WRITTEN TASK >> Look below. Copy each line that has "name" in it.

(Data entries for graphics)
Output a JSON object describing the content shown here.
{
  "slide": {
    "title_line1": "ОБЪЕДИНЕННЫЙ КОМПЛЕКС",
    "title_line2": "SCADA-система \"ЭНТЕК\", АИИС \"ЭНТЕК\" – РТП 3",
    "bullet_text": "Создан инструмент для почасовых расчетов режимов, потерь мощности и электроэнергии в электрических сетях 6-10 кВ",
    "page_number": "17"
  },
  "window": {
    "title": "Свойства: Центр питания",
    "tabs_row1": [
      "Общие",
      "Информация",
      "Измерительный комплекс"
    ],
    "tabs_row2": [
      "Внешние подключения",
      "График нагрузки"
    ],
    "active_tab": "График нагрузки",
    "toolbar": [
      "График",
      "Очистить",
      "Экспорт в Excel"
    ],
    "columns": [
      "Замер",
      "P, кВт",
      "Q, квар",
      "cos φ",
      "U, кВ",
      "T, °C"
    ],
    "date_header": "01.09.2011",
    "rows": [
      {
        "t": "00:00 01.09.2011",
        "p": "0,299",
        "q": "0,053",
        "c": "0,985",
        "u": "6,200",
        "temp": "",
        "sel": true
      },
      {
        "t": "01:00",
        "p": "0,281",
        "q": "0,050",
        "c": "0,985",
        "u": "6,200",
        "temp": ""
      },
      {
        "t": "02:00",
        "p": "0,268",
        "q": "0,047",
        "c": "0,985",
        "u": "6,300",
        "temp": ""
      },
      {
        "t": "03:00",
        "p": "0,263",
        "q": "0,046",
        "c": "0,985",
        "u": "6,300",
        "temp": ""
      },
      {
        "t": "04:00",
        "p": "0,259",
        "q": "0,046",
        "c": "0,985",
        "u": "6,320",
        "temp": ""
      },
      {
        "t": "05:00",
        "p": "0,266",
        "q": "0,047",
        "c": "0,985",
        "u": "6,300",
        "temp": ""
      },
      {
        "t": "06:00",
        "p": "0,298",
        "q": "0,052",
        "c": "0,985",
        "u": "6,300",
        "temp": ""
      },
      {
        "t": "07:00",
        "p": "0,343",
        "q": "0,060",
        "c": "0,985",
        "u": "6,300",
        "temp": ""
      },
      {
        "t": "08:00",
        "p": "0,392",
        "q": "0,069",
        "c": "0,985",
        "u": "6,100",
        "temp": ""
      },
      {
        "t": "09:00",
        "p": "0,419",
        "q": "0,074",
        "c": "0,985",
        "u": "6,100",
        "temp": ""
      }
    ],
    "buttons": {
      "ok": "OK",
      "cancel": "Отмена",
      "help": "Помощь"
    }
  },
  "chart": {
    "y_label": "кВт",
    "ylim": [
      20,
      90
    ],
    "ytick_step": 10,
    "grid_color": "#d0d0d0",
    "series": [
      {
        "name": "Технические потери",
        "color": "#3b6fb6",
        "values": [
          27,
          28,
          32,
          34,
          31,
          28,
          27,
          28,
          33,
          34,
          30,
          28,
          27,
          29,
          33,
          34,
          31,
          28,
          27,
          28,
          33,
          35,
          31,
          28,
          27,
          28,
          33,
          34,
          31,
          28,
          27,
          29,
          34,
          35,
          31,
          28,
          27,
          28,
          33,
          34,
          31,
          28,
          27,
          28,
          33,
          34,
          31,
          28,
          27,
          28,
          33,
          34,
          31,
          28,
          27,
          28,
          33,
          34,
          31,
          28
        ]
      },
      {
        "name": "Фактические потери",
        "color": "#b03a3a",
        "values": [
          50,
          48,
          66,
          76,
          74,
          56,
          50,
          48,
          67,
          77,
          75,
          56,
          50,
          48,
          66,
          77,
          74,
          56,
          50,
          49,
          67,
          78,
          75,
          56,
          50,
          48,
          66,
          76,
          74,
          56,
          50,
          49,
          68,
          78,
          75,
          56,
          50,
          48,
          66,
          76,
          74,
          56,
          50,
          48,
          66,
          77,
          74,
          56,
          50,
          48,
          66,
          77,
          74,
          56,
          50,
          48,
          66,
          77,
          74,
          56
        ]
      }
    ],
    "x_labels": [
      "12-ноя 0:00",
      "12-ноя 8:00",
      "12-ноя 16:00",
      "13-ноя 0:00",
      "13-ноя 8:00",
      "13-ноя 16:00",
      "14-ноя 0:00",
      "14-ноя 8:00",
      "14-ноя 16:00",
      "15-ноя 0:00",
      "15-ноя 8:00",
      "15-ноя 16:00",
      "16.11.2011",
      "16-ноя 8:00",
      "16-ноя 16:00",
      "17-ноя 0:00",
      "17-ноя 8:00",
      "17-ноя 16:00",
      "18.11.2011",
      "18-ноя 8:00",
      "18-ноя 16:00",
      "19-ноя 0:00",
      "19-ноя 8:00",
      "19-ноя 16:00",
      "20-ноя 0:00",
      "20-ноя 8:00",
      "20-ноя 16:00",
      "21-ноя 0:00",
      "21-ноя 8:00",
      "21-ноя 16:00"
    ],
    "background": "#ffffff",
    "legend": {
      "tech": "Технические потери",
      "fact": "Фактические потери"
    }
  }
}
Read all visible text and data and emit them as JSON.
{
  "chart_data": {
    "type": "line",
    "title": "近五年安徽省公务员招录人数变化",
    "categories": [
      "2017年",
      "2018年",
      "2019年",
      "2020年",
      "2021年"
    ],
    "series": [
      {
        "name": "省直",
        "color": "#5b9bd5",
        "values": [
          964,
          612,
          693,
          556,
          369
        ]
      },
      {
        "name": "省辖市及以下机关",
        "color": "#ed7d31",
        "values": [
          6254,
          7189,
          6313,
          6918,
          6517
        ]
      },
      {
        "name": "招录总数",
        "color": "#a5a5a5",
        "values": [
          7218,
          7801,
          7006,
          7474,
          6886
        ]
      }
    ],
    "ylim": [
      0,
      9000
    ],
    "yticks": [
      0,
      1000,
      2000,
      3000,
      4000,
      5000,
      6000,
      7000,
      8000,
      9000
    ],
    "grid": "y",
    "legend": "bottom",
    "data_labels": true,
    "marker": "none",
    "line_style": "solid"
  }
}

TASK ANSWER >>
        "name": "Технические потери",
        "name": "Фактические потери",
        "name": "省直",
        "name": "省辖市及以下机关",
        "name": "招录总数",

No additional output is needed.